▸ **INSTRUCTION**
Retype each line of the material exactly, please, skipping any picture in it.

>> START EXERCISE INPUTS

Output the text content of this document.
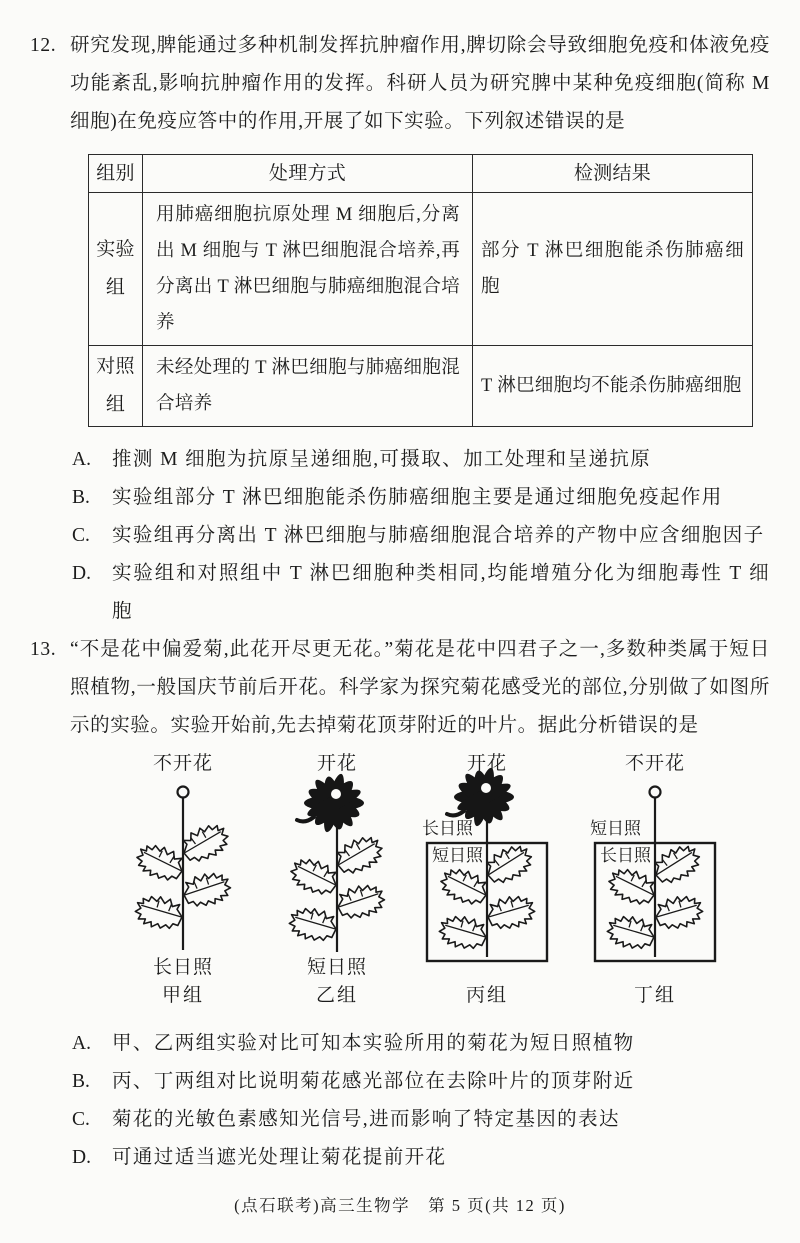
12. 研究发现,脾能通过多种机制发挥抗肿瘤作用,脾切除会导致细胞免疫和体液免疫功能紊乱,影响抗肿瘤作用的发挥。科研人员为研究脾中某种免疫细胞(简称 M 细胞)在免疫应答中的作用,开展了如下实验。下列叙述错误的是
组别	处理方式	检测结果
实验组	用肺癌细胞抗原处理 M 细胞后,分离出 M 细胞与 T 淋巴细胞混合培养,再分离出 T 淋巴细胞与肺癌细胞混合培养	部分 T 淋巴细胞能杀伤肺癌细胞
对照组	未经处理的 T 淋巴细胞与肺癌细胞混合培养	T 淋巴细胞均不能杀伤肺癌细胞
A. 推测 M 细胞为抗原呈递细胞,可摄取、加工处理和呈递抗原
B. 实验组部分 T 淋巴细胞能杀伤肺癌细胞主要是通过细胞免疫起作用
C. 实验组再分离出 T 淋巴细胞与肺癌细胞混合培养的产物中应含细胞因子
D. 实验组和对照组中 T 淋巴细胞种类相同,均能增殖分化为细胞毒性 T 细胞
13. “不是花中偏爱菊,此花开尽更无花。”菊花是花中四君子之一,多数种类属于短日照植物,一般国庆节前后开花。科学家为探究菊花感受光的部位,分别做了如图所示的实验。实验开始前,先去掉菊花顶芽附近的叶片。据此分析错误的是
不开花
长日照
甲组
开花
短日照
乙组
开花
长日照
短日照
丙组
不开花
短日照
长日照
丁组
A. 甲、乙两组实验对比可知本实验所用的菊花为短日照植物
B. 丙、丁两组对比说明菊花感光部位在去除叶片的顶芽附近
C. 菊花的光敏色素感知光信号,进而影响了特定基因的表达
D. 可通过适当遮光处理让菊花提前开花
(点石联考)高三生物学　第 5 页(共 12 页)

>> END EXERCISE INPUTS

▸ **ANSWER TO THE EXERCISE**
Output the text content of this document.
12. 研究发现,脾能通过多种机制发挥抗肿瘤作用,脾切除会导致细胞免疫和体液免疫功能紊乱,影响抗肿瘤作用的发挥。科研人员为研究脾中某种免疫细胞(简称 M 细胞)在免疫应答中的作用,开展了如下实验。下列叙述错误的是
组别	处理方式	检测结果
实验组	用肺癌细胞抗原处理 M 细胞后,分离出 M 细胞与 T 淋巴细胞混合培养,再分离出 T 淋巴细胞与肺癌细胞混合培养	部分 T 淋巴细胞能杀伤肺癌细胞
对照组	未经处理的 T 淋巴细胞与肺癌细胞混合培养	T 淋巴细胞均不能杀伤肺癌细胞
A. 推测 M 细胞为抗原呈递细胞,可摄取、加工处理和呈递抗原
B. 实验组部分 T 淋巴细胞能杀伤肺癌细胞主要是通过细胞免疫起作用
C. 实验组再分离出 T 淋巴细胞与肺癌细胞混合培养的产物中应含细胞因子
D. 实验组和对照组中 T 淋巴细胞种类相同,均能增殖分化为细胞毒性 T 细胞
13. “不是花中偏爱菊,此花开尽更无花。”菊花是花中四君子之一,多数种类属于短日照植物,一般国庆节前后开花。科学家为探究菊花感受光的部位,分别做了如图所示的实验。实验开始前,先去掉菊花顶芽附近的叶片。据此分析错误的是
不开花
长日照
甲组
开花
短日照
乙组
开花
长日照
短日照
丙组
不开花
短日照
长日照
丁组
A. 甲、乙两组实验对比可知本实验所用的菊花为短日照植物
B. 丙、丁两组对比说明菊花感光部位在去除叶片的顶芽附近
C. 菊花的光敏色素感知光信号,进而影响了特定基因的表达
D. 可通过适当遮光处理让菊花提前开花
(点石联考)高三生物学　第 5 页(共 12 页)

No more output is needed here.